═════ DOCUMENT EXTRACT

The script for 1990’s The Guardian was finally credited to William Friedkin, Dan Greenburg, and Stephen Volk , but, watching the monstrosity, it is immediately obvious how many unmarked hands touched and tore the film to bits before its release. This slapdash production is transparently the work of many eyes and voices working at cross purposes, a cinema born of unfulfilled expectations and necessary compromises. While loosely based on the novel The Nanny by Greenburg, the film’s producers invested heavily in director William Friedkin’s history with supernatural horror and insisted that the film incorporate Exorcist-like cosmic tendrils absent in Greenburg’s book (which I have not read). Rather than Phil (Dwier Brown) and Kate (Carey Lowell) Sterling being threatened by Camilla (Jenny Seagrove) – your everyday local duplicitous nanny with a penchant for stealing human newborns – they are the victims of Camilla, a malevolent cosmic force and eldritch, Druidic forest demon who needs to sacrifice babies to her God. Rather than a parable of domestic fear, The Guardian assaults the senses with a thoroughly supernatural account of Christian theology’s Other. Sometimes things just go like that.

══════════
═════ DATASET RECORDS

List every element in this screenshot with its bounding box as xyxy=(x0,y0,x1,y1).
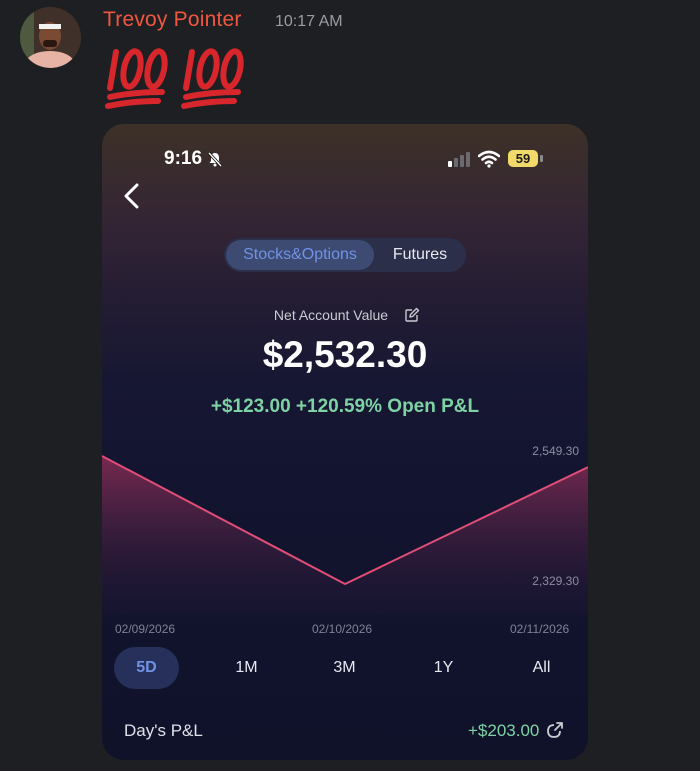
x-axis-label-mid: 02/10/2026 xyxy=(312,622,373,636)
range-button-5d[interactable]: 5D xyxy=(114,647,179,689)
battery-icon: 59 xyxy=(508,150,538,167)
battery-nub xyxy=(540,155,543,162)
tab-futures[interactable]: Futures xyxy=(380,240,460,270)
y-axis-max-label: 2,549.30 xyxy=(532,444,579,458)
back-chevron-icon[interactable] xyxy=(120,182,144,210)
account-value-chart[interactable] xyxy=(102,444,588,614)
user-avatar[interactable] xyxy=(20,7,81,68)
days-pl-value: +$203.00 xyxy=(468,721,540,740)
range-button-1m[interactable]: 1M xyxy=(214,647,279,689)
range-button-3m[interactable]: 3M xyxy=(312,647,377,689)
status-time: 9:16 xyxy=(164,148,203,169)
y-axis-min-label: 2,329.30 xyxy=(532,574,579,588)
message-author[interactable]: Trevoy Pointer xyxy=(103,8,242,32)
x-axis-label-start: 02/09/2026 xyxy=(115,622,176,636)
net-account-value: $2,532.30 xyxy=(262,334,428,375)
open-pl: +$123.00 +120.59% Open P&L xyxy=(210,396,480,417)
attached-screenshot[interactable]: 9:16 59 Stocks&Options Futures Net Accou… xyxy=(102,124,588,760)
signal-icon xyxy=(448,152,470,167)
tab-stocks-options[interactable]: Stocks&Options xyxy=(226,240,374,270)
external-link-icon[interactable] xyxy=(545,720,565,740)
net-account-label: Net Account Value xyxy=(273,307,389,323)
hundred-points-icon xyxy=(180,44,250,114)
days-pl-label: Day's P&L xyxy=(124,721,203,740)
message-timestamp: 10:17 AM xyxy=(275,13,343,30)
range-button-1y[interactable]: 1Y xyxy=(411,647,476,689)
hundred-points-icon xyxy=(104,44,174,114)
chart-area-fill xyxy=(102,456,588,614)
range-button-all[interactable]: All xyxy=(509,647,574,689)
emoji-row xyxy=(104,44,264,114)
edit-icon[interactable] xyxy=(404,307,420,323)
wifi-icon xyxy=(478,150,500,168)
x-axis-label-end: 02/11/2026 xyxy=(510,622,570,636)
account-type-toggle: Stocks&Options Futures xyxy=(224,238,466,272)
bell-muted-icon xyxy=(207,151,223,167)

══════════
═════ DATASET RECORDS

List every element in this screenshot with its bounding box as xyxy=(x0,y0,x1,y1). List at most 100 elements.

══════════

### STATED EXERCISE A
Check each statement against the review of The Guardian. For each, answer yes or no and quote the words from the review that decide it. (i) The film's script was credited to three writers. (ii) The reviewer has read Greenburg's novel The Nanny. (iii) In the film, Camilla is a Druidic forest demon who needs to sacrifice babies to her God.
### STATED EXERCISE B
Write the next part of the review of The Guardian, starting after its final sentence.

### RESULT A
(i) Yes: "finally credited to William Friedkin, Dan Greenburg, and Stephen Volk"
(ii) No: "(which I have not read)"
(iii) Yes: "eldritch, Druidic forest demon who needs to sacrifice babies to her God"

### RESULT B
The bandages of the film’s construction are plainly apparent watching the finished film. Scenes end too early, last too long, or seem to be missing completely. Ideas are brought up and dropped within the span of a scene, the tell-tale sign of a film scrambled in the editing rhythms either to rush to the proverbial “good stuff” or to recover from a lack of coherent footage. It’s difficult to tell whether this happened prior to filming or during the process, but Friedkin seems palpably divested from the main currents of the story or the emotions of the characters. If, say, his The Exorcist is an exquisite diamond of a horror picture calculating every scene for maximum effect, The Guardian is much closer to that film’s famously tortured, unfocused, misbegotten sequels.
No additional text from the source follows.